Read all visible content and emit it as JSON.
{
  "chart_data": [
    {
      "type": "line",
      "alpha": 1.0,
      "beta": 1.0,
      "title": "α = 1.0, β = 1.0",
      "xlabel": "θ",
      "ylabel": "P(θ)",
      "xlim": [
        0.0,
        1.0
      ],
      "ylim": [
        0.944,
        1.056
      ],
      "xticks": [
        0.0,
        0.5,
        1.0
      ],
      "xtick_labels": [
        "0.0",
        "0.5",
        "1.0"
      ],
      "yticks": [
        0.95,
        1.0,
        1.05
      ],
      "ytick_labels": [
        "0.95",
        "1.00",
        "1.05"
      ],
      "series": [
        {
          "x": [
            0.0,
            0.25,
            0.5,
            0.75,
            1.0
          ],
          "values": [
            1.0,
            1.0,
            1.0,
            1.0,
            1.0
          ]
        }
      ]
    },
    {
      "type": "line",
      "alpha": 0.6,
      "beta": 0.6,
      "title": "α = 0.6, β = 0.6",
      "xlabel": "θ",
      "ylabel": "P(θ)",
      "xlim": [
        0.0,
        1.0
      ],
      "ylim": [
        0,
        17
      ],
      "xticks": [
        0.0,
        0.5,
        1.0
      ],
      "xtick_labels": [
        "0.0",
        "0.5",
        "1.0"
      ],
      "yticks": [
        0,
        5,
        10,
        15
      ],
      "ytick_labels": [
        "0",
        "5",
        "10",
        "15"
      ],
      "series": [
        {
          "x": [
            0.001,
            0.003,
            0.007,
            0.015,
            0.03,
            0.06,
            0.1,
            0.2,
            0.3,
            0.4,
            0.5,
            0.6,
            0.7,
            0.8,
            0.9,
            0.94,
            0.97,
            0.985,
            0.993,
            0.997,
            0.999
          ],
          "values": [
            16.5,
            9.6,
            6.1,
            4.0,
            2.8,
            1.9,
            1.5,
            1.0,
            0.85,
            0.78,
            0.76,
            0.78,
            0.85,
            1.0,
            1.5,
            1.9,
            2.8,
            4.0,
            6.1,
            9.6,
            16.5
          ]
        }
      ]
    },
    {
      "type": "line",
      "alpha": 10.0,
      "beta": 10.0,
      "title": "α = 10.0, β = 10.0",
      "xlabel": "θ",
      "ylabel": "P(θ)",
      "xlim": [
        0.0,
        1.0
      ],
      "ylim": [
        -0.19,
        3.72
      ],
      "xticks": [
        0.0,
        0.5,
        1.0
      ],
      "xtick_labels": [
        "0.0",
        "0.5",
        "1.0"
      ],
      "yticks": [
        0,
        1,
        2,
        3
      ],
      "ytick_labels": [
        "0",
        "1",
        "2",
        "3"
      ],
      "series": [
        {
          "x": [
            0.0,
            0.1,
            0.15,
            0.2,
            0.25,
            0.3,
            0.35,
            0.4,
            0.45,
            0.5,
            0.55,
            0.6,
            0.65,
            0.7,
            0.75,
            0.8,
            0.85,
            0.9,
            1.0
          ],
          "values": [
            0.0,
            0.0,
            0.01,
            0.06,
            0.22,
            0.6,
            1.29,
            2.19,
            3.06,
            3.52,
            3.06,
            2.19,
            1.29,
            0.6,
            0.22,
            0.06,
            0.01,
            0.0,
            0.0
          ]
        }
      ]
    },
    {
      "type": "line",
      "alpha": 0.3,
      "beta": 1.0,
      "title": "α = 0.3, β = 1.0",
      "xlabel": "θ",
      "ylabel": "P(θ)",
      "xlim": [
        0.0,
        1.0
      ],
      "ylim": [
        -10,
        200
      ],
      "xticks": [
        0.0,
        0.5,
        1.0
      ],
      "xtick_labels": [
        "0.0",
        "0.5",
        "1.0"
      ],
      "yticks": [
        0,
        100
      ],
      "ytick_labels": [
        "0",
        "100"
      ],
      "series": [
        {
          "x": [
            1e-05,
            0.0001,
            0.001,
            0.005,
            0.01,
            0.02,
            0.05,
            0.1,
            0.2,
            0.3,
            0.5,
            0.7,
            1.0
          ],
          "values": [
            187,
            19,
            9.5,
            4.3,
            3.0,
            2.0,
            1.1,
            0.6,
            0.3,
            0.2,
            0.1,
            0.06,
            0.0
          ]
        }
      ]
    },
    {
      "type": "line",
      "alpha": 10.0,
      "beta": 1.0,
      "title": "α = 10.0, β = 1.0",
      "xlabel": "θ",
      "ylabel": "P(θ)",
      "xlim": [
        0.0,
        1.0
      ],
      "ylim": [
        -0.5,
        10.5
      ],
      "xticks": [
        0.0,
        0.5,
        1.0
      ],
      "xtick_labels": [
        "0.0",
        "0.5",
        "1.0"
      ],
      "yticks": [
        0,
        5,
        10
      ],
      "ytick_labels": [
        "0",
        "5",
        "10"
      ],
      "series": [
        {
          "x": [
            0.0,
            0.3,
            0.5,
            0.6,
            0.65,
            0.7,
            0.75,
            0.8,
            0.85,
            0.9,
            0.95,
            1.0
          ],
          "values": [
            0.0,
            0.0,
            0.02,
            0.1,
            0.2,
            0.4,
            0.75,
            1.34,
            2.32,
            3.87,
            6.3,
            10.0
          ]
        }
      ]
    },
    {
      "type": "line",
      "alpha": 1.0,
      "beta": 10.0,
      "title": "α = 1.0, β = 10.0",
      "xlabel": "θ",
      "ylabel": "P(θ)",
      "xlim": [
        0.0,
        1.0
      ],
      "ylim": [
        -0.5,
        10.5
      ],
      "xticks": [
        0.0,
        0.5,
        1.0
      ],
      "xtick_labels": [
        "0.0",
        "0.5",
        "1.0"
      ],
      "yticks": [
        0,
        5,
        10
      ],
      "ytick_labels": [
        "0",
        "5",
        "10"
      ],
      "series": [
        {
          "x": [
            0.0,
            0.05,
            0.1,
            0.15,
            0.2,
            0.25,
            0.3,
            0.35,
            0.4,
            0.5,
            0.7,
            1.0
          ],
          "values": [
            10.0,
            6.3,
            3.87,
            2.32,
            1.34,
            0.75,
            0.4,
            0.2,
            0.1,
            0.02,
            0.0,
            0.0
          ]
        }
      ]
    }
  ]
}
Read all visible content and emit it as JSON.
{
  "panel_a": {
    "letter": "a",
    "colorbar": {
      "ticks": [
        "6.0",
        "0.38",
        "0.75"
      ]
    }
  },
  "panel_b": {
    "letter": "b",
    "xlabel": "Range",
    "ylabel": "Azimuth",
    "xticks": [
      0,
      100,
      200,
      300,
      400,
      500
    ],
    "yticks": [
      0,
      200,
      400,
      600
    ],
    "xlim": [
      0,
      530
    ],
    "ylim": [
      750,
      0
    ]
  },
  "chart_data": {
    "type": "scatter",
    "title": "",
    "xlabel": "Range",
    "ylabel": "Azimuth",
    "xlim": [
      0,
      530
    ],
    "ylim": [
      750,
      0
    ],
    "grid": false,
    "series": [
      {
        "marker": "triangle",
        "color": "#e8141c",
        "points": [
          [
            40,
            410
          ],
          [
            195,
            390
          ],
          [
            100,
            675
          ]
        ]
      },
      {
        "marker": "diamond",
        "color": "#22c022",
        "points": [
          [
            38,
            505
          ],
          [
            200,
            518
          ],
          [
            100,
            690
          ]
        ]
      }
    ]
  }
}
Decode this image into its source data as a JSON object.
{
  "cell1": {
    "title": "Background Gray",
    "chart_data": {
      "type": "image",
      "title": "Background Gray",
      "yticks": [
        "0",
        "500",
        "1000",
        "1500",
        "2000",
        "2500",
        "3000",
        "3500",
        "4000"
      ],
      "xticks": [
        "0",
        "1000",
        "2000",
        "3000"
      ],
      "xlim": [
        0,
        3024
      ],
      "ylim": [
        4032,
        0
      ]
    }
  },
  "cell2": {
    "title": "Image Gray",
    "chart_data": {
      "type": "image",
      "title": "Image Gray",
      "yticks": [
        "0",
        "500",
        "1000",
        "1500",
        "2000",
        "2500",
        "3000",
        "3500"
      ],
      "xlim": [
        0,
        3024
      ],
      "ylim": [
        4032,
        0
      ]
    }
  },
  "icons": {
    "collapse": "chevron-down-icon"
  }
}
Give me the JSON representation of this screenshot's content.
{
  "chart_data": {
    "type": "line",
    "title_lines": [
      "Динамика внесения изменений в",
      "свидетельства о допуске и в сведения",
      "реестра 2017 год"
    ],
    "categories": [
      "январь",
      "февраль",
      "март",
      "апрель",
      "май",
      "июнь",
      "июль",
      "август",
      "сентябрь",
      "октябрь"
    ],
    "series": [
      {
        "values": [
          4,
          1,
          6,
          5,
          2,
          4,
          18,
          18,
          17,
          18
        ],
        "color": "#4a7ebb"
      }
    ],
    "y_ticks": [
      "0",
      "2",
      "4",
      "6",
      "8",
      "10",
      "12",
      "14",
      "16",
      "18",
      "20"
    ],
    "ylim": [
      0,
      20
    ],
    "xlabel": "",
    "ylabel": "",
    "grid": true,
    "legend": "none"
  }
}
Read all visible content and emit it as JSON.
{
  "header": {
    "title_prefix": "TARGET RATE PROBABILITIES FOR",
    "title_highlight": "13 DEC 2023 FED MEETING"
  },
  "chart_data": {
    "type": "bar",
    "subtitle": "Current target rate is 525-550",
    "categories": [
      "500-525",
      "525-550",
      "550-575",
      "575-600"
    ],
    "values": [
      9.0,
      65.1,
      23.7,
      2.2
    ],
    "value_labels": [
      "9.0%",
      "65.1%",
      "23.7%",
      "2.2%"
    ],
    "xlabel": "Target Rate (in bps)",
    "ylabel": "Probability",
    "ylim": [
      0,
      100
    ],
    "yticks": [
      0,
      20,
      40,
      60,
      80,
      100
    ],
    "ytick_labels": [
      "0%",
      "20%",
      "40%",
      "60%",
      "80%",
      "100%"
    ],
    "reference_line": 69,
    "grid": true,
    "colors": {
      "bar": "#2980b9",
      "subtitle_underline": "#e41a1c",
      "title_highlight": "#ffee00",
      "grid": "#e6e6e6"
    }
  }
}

──────────────────────────────

■ What you are asked to do ■
Output exactly the lines between the one containing "Give me the" and the final line above, both inclusive.

■ Exercise solution ■
Give me the JSON representation of this screenshot's content.
{
  "chart_data": {
    "type": "line",
    "title_lines": [
      "Динамика внесения изменений в",
      "свидетельства о допуске и в сведения",
      "реестра 2017 год"
    ],
    "categories": [
      "январь",
      "февраль",
      "март",
      "апрель",
      "май",
      "июнь",
      "июль",
      "август",
      "сентябрь",
      "октябрь"
    ],
    "series": [
      {
        "values": [
          4,
          1,
          6,
          5,
          2,
          4,
          18,
          18,
          17,
          18
        ],
        "color": "#4a7ebb"
      }
    ],
    "y_ticks": [
      "0",
      "2",
      "4",
      "6",
      "8",
      "10",
      "12",
      "14",
      "16",
      "18",
      "20"
    ],
    "ylim": [
      0,
      20
    ],
    "xlabel": "",
    "ylabel": "",
    "grid": true,
    "legend": "none"
  }
}
Read all visible content and emit it as JSON.
{
  "header": {
    "title_prefix": "TARGET RATE PROBABILITIES FOR",
    "title_highlight": "13 DEC 2023 FED MEETING"
  },
  "chart_data": {
    "type": "bar",
    "subtitle": "Current target rate is 525-550",
    "categories": [
      "500-525",
      "525-550",
      "550-575",
      "575-600"
    ],
    "values": [
      9.0,
      65.1,
      23.7,
      2.2
    ],
    "value_labels": [
      "9.0%",
      "65.1%",
      "23.7%",
      "2.2%"
    ],
    "xlabel": "Target Rate (in bps)",
    "ylabel": "Probability",
    "ylim": [
      0,
      100
    ],
    "yticks": [
      0,
      20,
      40,
      60,
      80,
      100
    ],
    "ytick_labels": [
      "0%",
      "20%",
      "40%",
      "60%",
      "80%",
      "100%"
    ],
    "reference_line": 69,
    "grid": true,
    "colors": {
      "bar": "#2980b9",
      "subtitle_underline": "#e41a1c",
      "title_highlight": "#ffee00",
      "grid": "#e6e6e6"
    }
  }
}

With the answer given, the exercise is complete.